--- Begin MATERIALS PROVIDED ---

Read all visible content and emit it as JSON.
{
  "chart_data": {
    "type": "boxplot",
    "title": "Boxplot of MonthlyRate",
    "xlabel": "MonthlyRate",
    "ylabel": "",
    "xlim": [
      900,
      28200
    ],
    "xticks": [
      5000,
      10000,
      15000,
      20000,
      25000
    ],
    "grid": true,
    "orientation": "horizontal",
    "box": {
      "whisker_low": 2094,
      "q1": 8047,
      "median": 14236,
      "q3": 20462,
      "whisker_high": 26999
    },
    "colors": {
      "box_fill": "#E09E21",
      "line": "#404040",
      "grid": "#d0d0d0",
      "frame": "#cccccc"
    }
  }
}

--- End MATERIALS PROVIDED ---
--- Begin MATERIALS PROVIDED ---

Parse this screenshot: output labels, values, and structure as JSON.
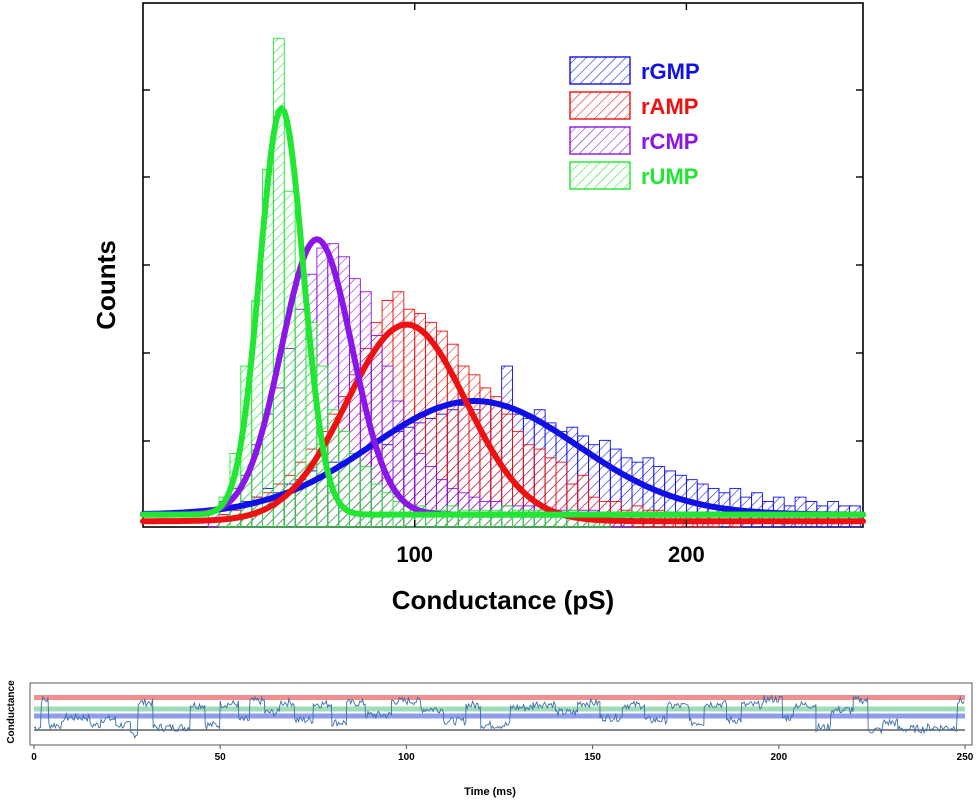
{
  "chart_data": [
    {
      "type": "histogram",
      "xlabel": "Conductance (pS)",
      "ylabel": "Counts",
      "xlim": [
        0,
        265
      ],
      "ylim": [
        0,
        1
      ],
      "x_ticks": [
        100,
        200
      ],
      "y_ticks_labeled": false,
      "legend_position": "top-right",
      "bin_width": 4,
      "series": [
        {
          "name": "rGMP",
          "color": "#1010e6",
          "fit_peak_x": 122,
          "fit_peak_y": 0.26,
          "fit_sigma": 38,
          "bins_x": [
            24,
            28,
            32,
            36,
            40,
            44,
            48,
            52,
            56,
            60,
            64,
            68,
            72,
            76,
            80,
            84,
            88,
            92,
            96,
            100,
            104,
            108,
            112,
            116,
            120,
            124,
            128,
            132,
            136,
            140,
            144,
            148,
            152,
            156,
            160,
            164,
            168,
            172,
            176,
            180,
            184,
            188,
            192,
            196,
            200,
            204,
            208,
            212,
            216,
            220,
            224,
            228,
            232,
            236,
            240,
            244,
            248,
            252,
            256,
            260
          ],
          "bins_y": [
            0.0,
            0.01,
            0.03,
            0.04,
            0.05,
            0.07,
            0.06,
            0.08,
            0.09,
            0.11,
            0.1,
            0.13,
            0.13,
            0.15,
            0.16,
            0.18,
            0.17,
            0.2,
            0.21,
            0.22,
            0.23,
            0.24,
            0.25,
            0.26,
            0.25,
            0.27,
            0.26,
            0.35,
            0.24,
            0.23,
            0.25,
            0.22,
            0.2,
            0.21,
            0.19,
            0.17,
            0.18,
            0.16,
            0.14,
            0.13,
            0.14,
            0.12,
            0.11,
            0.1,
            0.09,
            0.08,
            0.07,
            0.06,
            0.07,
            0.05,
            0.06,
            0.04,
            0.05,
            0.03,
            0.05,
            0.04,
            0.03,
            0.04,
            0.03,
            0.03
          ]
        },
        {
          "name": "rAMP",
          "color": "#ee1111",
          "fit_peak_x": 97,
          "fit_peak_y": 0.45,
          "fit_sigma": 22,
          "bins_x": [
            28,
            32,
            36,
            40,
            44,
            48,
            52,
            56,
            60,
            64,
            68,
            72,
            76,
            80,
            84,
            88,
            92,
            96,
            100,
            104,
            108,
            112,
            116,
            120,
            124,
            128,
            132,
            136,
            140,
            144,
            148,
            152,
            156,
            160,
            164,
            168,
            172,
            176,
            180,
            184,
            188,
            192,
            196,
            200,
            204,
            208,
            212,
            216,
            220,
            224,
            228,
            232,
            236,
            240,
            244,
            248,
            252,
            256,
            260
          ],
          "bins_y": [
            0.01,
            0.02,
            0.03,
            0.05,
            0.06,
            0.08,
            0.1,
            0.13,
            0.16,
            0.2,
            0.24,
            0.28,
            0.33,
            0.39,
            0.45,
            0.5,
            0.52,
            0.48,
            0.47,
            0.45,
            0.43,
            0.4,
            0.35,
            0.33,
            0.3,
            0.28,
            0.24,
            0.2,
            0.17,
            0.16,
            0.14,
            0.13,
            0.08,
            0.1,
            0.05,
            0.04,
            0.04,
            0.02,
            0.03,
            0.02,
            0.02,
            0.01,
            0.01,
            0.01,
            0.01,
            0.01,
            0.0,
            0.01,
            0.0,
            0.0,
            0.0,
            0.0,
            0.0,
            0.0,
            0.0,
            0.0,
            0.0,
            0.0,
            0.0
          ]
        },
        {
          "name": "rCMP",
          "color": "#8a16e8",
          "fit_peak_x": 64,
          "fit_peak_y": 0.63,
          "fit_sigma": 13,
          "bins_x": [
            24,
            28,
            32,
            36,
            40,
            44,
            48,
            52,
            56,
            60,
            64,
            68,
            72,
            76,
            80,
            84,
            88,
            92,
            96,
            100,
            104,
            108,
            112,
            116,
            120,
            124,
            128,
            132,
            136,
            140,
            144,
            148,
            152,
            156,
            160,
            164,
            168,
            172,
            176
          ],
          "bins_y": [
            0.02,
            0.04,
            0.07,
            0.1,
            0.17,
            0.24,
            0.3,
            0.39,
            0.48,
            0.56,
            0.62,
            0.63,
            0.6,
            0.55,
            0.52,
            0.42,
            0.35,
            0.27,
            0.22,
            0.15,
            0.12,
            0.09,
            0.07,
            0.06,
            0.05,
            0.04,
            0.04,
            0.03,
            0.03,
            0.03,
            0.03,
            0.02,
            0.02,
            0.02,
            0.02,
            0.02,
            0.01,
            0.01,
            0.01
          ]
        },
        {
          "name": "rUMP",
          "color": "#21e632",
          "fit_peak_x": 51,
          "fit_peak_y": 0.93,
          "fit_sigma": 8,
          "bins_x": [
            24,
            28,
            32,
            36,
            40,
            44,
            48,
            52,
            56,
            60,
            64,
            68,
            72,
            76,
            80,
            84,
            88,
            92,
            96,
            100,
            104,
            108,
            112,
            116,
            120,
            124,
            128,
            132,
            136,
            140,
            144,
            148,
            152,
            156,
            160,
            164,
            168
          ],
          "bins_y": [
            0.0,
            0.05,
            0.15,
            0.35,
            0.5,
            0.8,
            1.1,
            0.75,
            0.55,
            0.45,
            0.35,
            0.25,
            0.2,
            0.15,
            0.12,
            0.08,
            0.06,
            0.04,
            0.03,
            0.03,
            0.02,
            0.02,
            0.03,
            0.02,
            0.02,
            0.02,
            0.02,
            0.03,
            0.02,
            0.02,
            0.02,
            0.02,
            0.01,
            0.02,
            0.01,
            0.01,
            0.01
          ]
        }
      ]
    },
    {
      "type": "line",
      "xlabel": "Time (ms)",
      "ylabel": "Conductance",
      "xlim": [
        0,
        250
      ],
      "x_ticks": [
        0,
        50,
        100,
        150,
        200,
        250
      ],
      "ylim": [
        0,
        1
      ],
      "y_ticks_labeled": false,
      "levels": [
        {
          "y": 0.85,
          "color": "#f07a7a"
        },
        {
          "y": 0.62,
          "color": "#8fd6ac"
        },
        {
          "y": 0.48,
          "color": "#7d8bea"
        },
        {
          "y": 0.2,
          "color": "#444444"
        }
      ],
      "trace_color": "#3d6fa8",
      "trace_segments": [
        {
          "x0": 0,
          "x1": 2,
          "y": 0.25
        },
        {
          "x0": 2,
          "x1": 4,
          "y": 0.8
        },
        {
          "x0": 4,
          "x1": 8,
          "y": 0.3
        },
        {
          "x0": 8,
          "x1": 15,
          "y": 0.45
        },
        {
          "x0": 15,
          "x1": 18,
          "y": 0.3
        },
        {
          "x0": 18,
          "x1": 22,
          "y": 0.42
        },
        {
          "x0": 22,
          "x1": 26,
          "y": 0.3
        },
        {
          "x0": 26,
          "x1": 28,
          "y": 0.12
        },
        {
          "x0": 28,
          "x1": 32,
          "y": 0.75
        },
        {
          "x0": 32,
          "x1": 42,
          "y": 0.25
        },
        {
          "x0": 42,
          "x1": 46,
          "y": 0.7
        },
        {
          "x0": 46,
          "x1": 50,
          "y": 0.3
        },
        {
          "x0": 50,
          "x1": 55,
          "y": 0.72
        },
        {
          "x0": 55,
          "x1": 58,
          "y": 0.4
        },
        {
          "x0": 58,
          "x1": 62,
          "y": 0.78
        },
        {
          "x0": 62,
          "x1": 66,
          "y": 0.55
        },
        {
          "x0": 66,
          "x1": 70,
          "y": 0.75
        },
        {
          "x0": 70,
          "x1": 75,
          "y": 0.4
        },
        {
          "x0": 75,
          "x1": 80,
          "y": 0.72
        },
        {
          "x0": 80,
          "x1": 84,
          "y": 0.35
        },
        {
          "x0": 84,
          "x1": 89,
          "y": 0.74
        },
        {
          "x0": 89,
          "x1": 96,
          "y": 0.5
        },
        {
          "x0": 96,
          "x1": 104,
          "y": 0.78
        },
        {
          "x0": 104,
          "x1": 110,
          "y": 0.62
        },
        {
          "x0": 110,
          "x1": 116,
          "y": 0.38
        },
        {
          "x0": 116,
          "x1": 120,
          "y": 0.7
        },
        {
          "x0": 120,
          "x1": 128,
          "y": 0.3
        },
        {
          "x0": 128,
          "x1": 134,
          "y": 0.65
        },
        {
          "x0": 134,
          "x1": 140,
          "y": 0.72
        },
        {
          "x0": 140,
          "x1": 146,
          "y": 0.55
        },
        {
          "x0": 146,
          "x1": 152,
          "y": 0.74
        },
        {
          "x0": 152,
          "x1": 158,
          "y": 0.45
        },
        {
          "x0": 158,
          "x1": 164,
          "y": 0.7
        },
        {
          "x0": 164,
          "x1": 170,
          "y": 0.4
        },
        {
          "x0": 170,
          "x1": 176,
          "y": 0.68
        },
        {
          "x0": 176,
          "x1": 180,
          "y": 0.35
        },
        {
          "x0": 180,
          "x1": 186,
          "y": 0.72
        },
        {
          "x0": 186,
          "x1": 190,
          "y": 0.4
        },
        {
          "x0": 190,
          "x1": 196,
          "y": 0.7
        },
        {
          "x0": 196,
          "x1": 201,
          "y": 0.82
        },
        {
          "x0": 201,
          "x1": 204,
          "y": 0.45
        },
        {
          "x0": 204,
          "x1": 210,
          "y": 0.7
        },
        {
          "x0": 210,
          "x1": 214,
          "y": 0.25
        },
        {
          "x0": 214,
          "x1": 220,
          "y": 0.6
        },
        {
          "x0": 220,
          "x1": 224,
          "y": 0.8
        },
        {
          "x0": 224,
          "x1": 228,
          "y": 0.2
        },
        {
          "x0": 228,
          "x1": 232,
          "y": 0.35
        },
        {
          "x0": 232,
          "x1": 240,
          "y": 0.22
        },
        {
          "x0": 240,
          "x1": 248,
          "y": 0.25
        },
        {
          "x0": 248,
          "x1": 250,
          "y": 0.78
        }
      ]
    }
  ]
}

--- End MATERIALS PROVIDED ---

Which lines in the listing above hold the word "xlabel"? Show each of them.

    "xlabel": "MonthlyRate",
      "xlabel": "Conductance (pS)",
      "xlabel": "Time (ms)",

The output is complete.